(Records contained in a dataset)

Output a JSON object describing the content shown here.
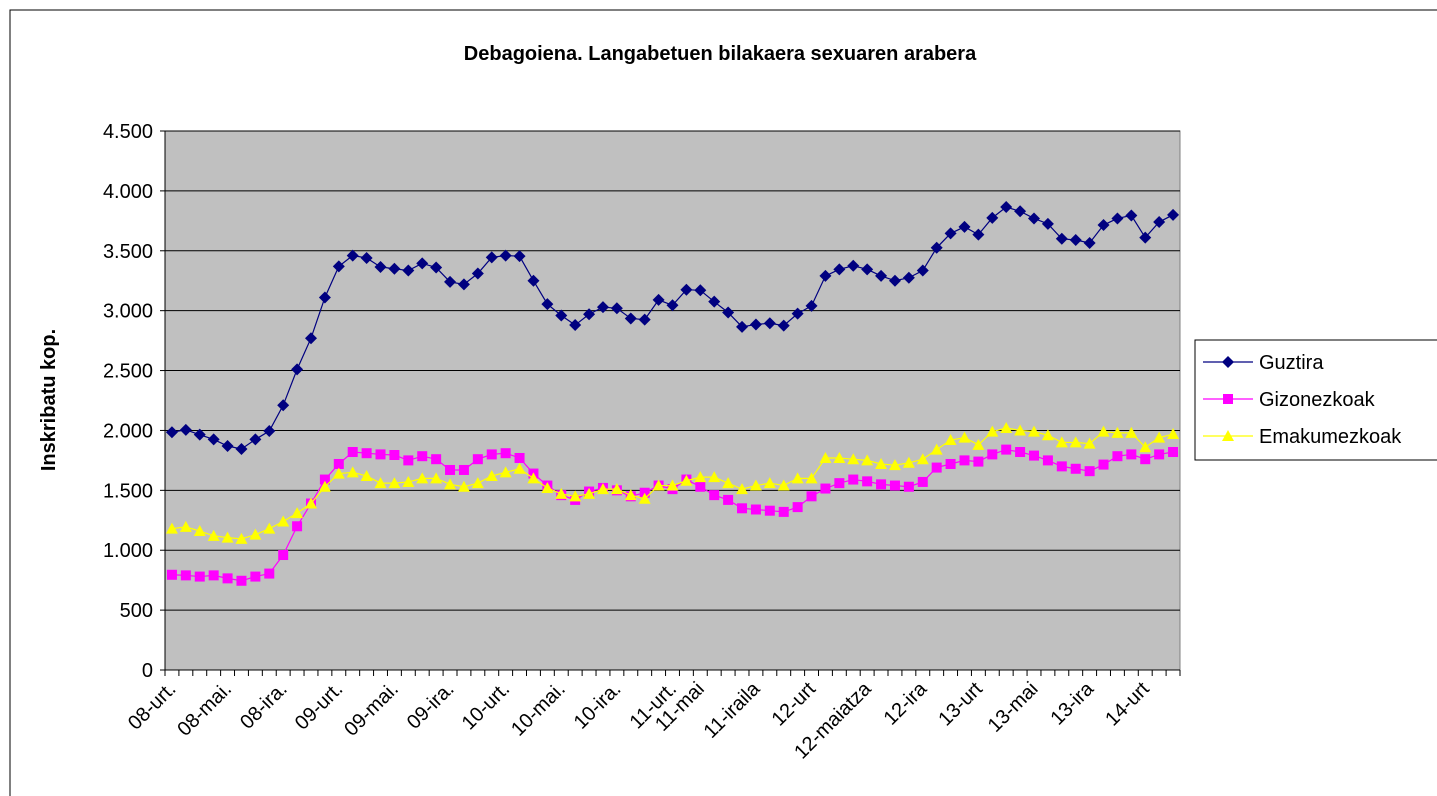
{
  "chart_data": {
    "type": "line",
    "title": "Debagoiena. Langabetuen bilakaera sexuaren arabera",
    "y_label": "Inskribatu kop.",
    "categories": [
      "08-urt.",
      null,
      null,
      null,
      "08-mai.",
      null,
      null,
      null,
      "08-ira.",
      null,
      null,
      null,
      "09-urt.",
      null,
      null,
      null,
      "09-mai.",
      null,
      null,
      null,
      "09-ira.",
      null,
      null,
      null,
      "10-urt.",
      null,
      null,
      null,
      "10-mai.",
      null,
      null,
      null,
      "10-ira.",
      null,
      null,
      null,
      "11-urt.",
      null,
      "11-mai",
      null,
      null,
      null,
      "11-iraila",
      null,
      null,
      null,
      "12-urt",
      null,
      null,
      null,
      "12-maiatza",
      null,
      null,
      null,
      "12-ira",
      null,
      null,
      null,
      "13-urt",
      null,
      null,
      null,
      "13-mai",
      null,
      null,
      null,
      "13-ira",
      null,
      null,
      null,
      "14-urt",
      null,
      null
    ],
    "series": [
      {
        "name": "Guztira",
        "color": "#000080",
        "marker": "diamond",
        "values": [
          1985,
          2005,
          1965,
          1925,
          1870,
          1845,
          1925,
          1995,
          2210,
          2510,
          2770,
          3110,
          3370,
          3460,
          3440,
          3365,
          3350,
          3335,
          3395,
          3360,
          3240,
          3220,
          3310,
          3445,
          3460,
          3455,
          3250,
          3055,
          2960,
          2880,
          2970,
          3030,
          3020,
          2935,
          2925,
          3090,
          3045,
          3175,
          3170,
          3075,
          2985,
          2865,
          2885,
          2895,
          2875,
          2975,
          3040,
          3290,
          3345,
          3375,
          3345,
          3290,
          3250,
          3275,
          3335,
          3525,
          3645,
          3700,
          3635,
          3775,
          3865,
          3830,
          3770,
          3725,
          3600,
          3590,
          3565,
          3715,
          3770,
          3795,
          3610,
          3740,
          3800
        ]
      },
      {
        "name": "Gizonezkoak",
        "color": "#ff00ff",
        "marker": "square",
        "values": [
          795,
          790,
          780,
          790,
          765,
          745,
          780,
          805,
          960,
          1200,
          1390,
          1590,
          1720,
          1820,
          1810,
          1800,
          1795,
          1750,
          1785,
          1760,
          1670,
          1670,
          1760,
          1800,
          1810,
          1770,
          1640,
          1540,
          1460,
          1420,
          1490,
          1520,
          1500,
          1450,
          1480,
          1540,
          1510,
          1590,
          1530,
          1460,
          1420,
          1350,
          1340,
          1330,
          1320,
          1360,
          1450,
          1515,
          1560,
          1590,
          1575,
          1550,
          1540,
          1530,
          1570,
          1690,
          1720,
          1750,
          1740,
          1800,
          1840,
          1820,
          1790,
          1750,
          1700,
          1680,
          1660,
          1715,
          1785,
          1800,
          1760,
          1800,
          1820
        ]
      },
      {
        "name": "Emakumezkoak",
        "color": "#ffff00",
        "marker": "triangle",
        "values": [
          1180,
          1195,
          1160,
          1120,
          1105,
          1095,
          1130,
          1180,
          1240,
          1310,
          1390,
          1530,
          1640,
          1650,
          1620,
          1560,
          1560,
          1570,
          1600,
          1600,
          1550,
          1530,
          1560,
          1620,
          1650,
          1680,
          1600,
          1520,
          1470,
          1450,
          1470,
          1510,
          1510,
          1460,
          1430,
          1540,
          1540,
          1580,
          1610,
          1610,
          1560,
          1510,
          1540,
          1560,
          1540,
          1600,
          1600,
          1770,
          1770,
          1760,
          1750,
          1720,
          1710,
          1730,
          1760,
          1840,
          1920,
          1940,
          1880,
          1990,
          2020,
          2000,
          1990,
          1960,
          1900,
          1900,
          1890,
          1990,
          1980,
          1980,
          1860,
          1940,
          1970
        ]
      }
    ],
    "ylim": [
      0,
      4500
    ],
    "yticks": [
      0,
      500,
      {
        "value": 1000,
        "label": "1.000"
      },
      {
        "value": 1500,
        "label": "1.500"
      },
      {
        "value": 2000,
        "label": "2.000"
      },
      {
        "value": 2500,
        "label": "2.500"
      },
      {
        "value": 3000,
        "label": "3.000"
      },
      {
        "value": 3500,
        "label": "3.500"
      },
      {
        "value": 4000,
        "label": "4.000"
      },
      {
        "value": 4500,
        "label": "4.500"
      }
    ],
    "grid": true,
    "legend": "right"
  }
}
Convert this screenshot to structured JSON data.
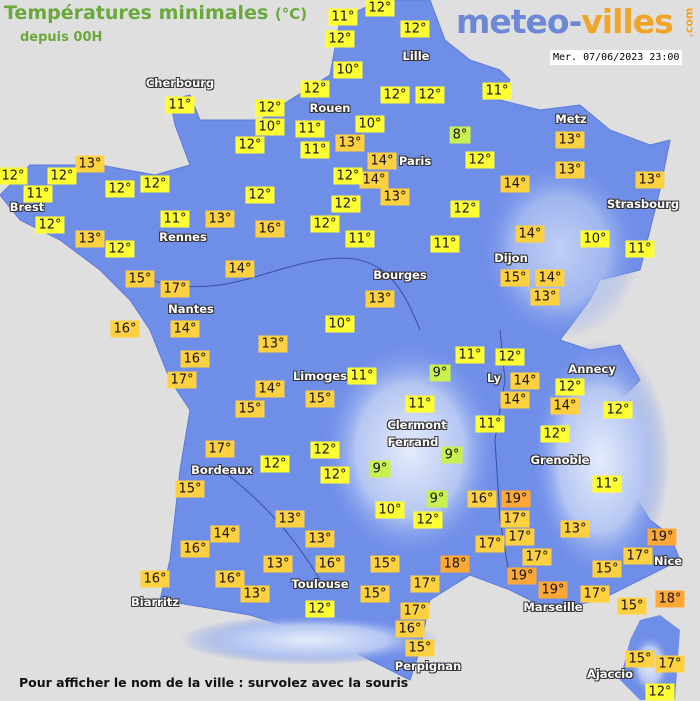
{
  "header": {
    "title": "Températures minimales",
    "unit": "(°C)",
    "subtitle": "depuis 00H",
    "logo_part1": "meteo-",
    "logo_part2": "villes",
    "logo_suffix": ".com",
    "datetime": "Mer. 07/06/2023 23:00"
  },
  "footer": {
    "hint": "Pour afficher le nom de la ville : survolez avec la souris"
  },
  "colors": {
    "land": "#6f8ee8",
    "sea": "#e0dfe0",
    "cold": "#c8f050",
    "mild": "#ffff33",
    "warm": "#ffd040",
    "hot": "#ffa838",
    "title": "#6aa83c"
  },
  "cities": [
    "Cherbourg",
    "Rouen",
    "Lille",
    "Paris",
    "Metz",
    "Strasbourg",
    "Brest",
    "Rennes",
    "Nantes",
    "Bourges",
    "Dijon",
    "Limoges",
    "Ly",
    "Annecy",
    "Clermont",
    "Ferrand",
    "Grenoble",
    "Bordeaux",
    "Toulouse",
    "Biarritz",
    "Marseille",
    "Nice",
    "Perpignan",
    "Ajaccio"
  ],
  "temperatures": [
    11,
    12,
    12,
    10,
    12,
    11,
    12,
    12,
    10,
    11,
    11,
    12,
    13,
    10,
    12,
    12,
    11,
    8,
    12,
    14,
    14,
    13,
    12,
    12,
    12,
    13,
    12,
    12,
    11,
    12,
    12,
    12,
    13,
    12,
    11,
    13,
    12,
    16,
    14,
    15,
    17,
    16,
    14,
    11,
    11,
    12,
    14,
    13,
    13,
    13,
    14,
    10,
    11,
    15,
    14,
    13,
    13,
    10,
    13,
    16,
    17,
    14,
    15,
    15,
    11,
    9,
    11,
    12,
    14,
    14,
    12,
    14,
    12,
    11,
    11,
    12,
    17,
    12,
    12,
    12,
    9,
    9,
    15,
    13,
    10,
    9,
    12,
    16,
    19,
    17,
    11,
    13,
    14,
    16,
    13,
    17,
    17,
    17,
    19,
    17,
    16,
    16,
    13,
    16,
    15,
    18,
    17,
    19,
    19,
    15,
    13,
    12,
    15,
    17,
    16,
    15,
    17,
    15,
    18,
    15,
    17,
    12
  ]
}
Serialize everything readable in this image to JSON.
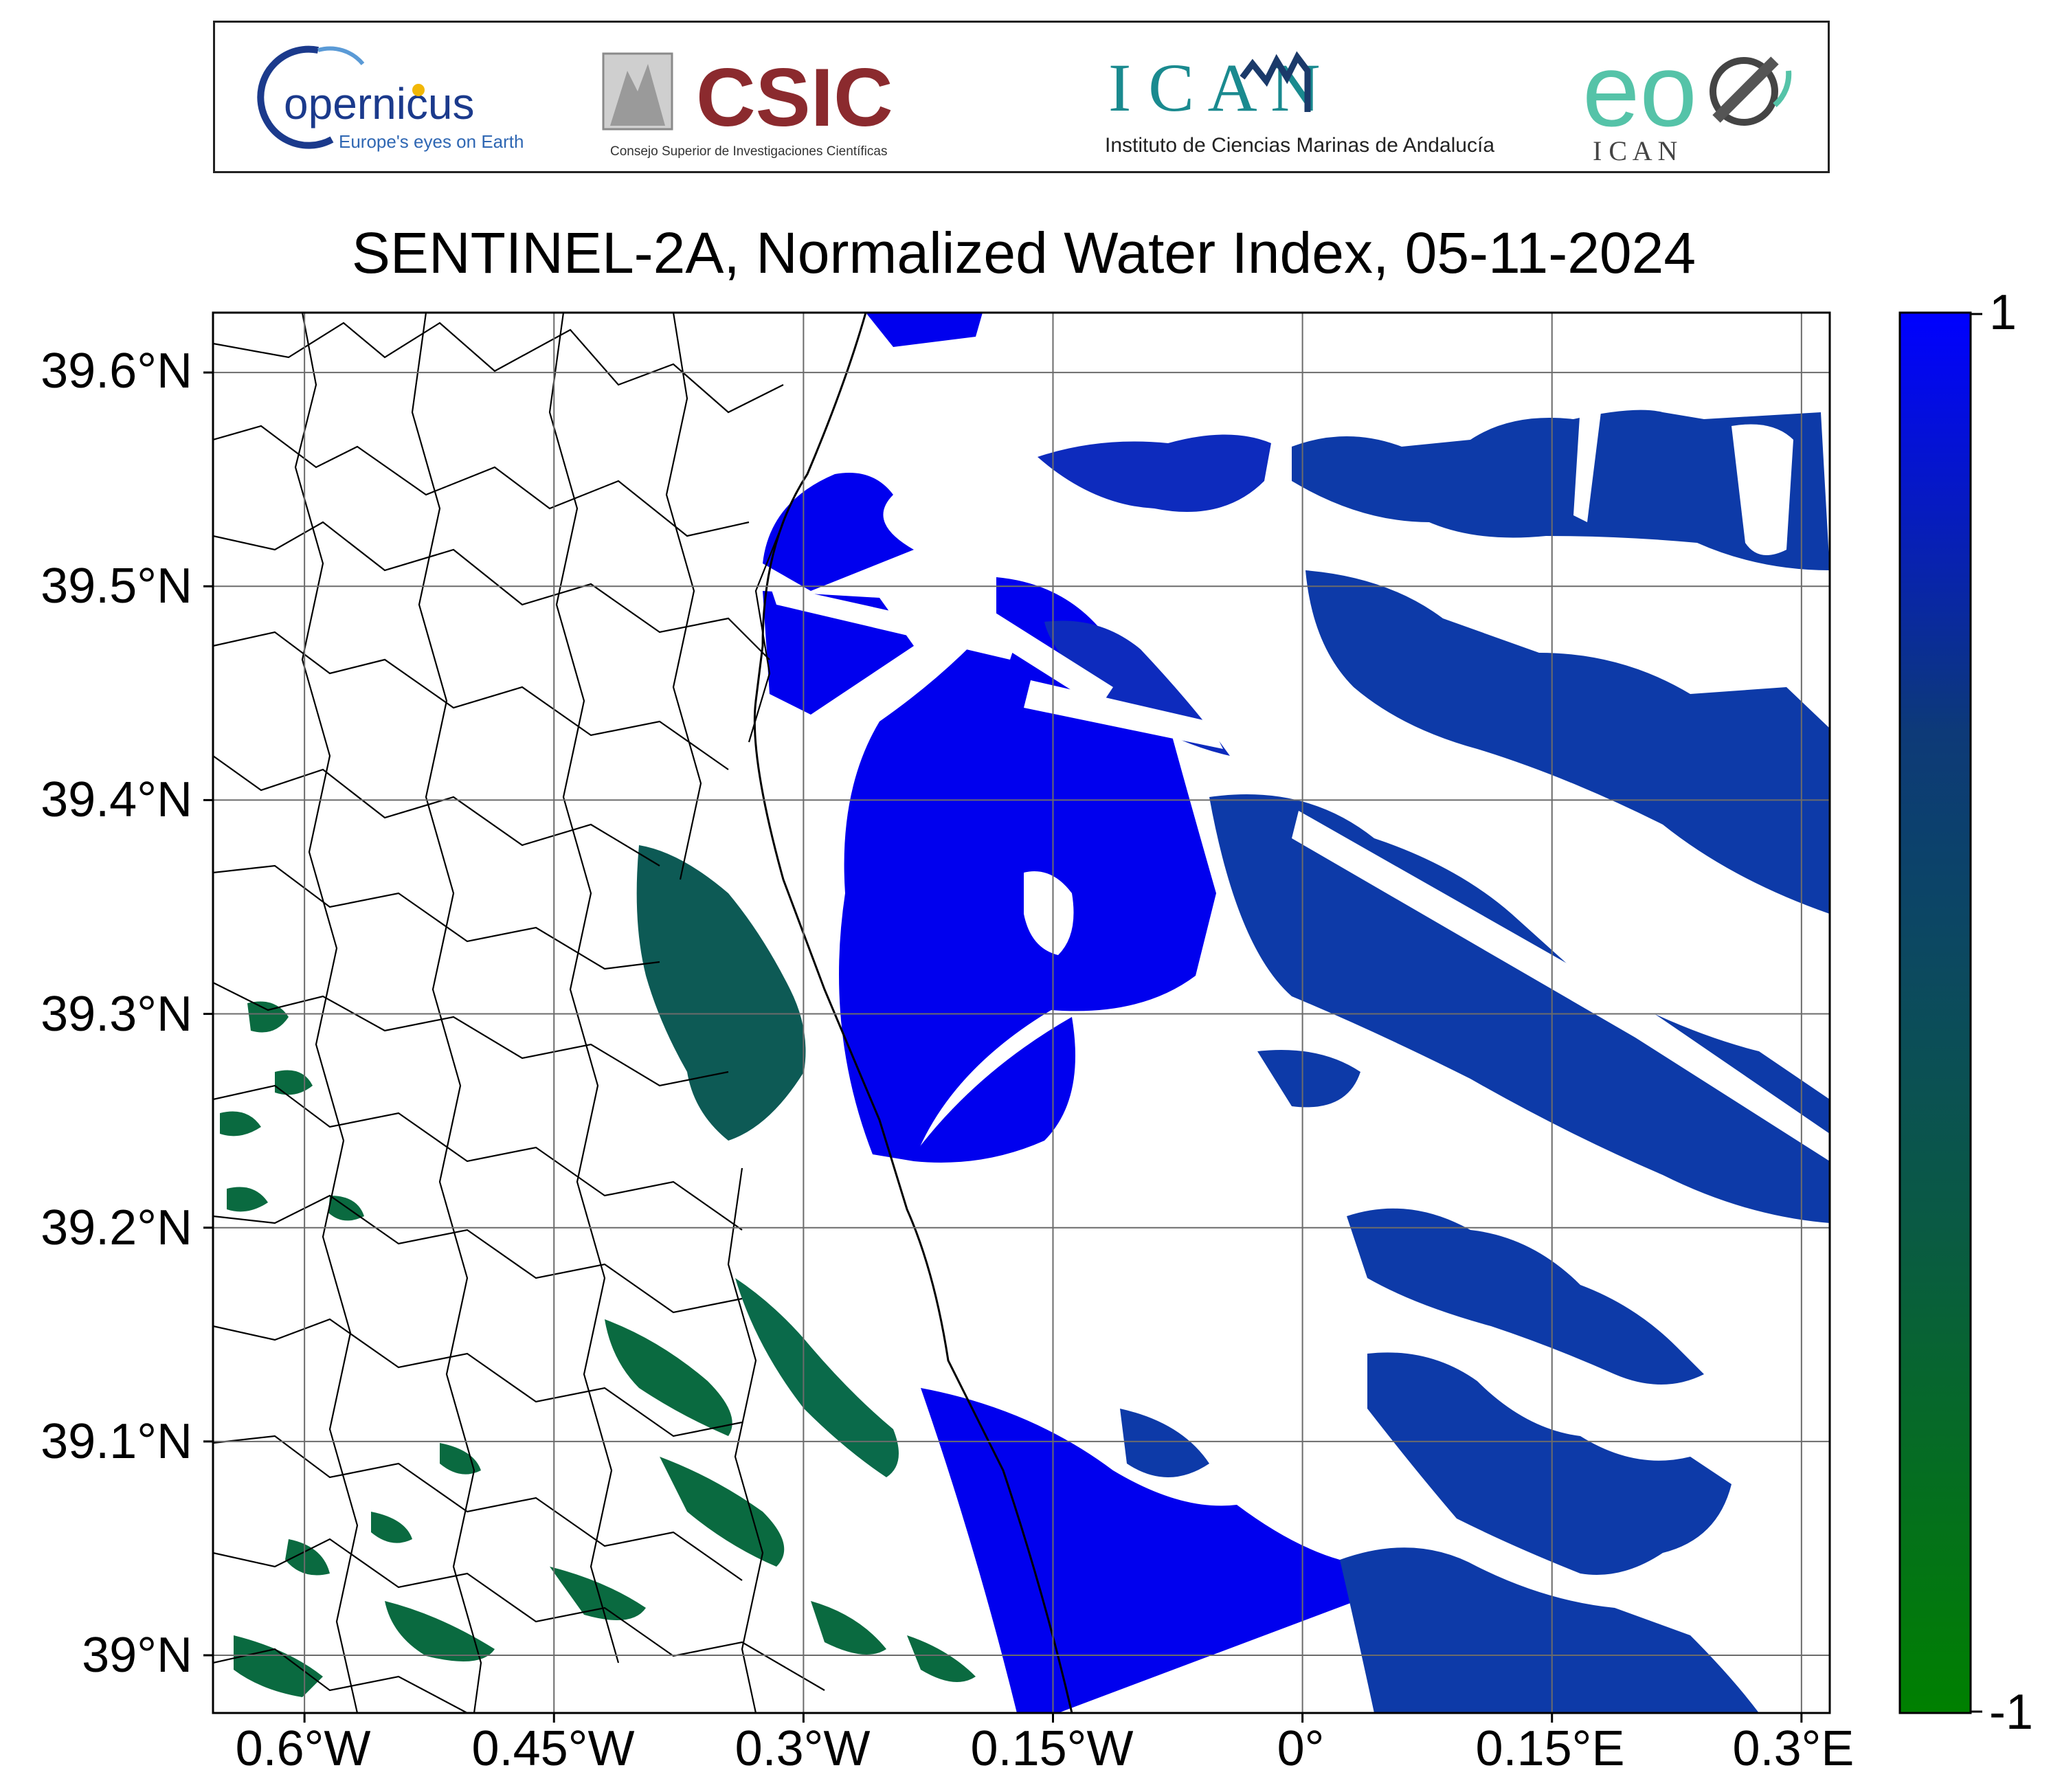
{
  "title": "SENTINEL-2A, Normalized Water Index, 05-11-2024",
  "logos": [
    {
      "name": "Copernicus",
      "main_text": "opernicus",
      "sub_text": "Europe's eyes on Earth"
    },
    {
      "name": "CSIC",
      "main_text": "CSIC",
      "sub_text": "Consejo Superior de Investigaciones Científicas"
    },
    {
      "name": "ICMAN",
      "main_text": "I C  A N",
      "sub_text": "Instituto de Ciencias Marinas de Andalucía"
    },
    {
      "name": "eo ICMAN",
      "main_text": "eo",
      "sub_text": "I C  A N"
    }
  ],
  "map": {
    "latitude_labels": [
      "39.6°N",
      "39.5°N",
      "39.4°N",
      "39.3°N",
      "39.2°N",
      "39.1°N",
      "39°N"
    ],
    "longitude_labels": [
      "0.6°W",
      "0.45°W",
      "0.3°W",
      "0.15°W",
      "0°",
      "0.15°E",
      "0.3°E"
    ],
    "latitude_values": [
      39.6,
      39.5,
      39.4,
      39.3,
      39.2,
      39.1,
      39.0
    ],
    "longitude_values": [
      -0.6,
      -0.45,
      -0.3,
      -0.15,
      0.0,
      0.15,
      0.3
    ],
    "extent": {
      "lon_min": -0.655,
      "lon_max": 0.317,
      "lat_min": 38.973,
      "lat_max": 39.628
    },
    "gridlines": true,
    "boundaries": "municipal"
  },
  "colorbar": {
    "label_max": "1",
    "label_min": "-1",
    "min": -1,
    "max": 1,
    "colors": [
      "#008000",
      "#0a5a44",
      "#0d3a78",
      "#0000ff"
    ]
  }
}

REQUIREMENTS: Pull out the lines above in which the word "JSON" appears.

SOLUTION FOR THIS EXERCISE:
Output a JSON object describing the content shown here.
Convert this screenshot to structured JSON data.
Serialize everything readable in this image to JSON.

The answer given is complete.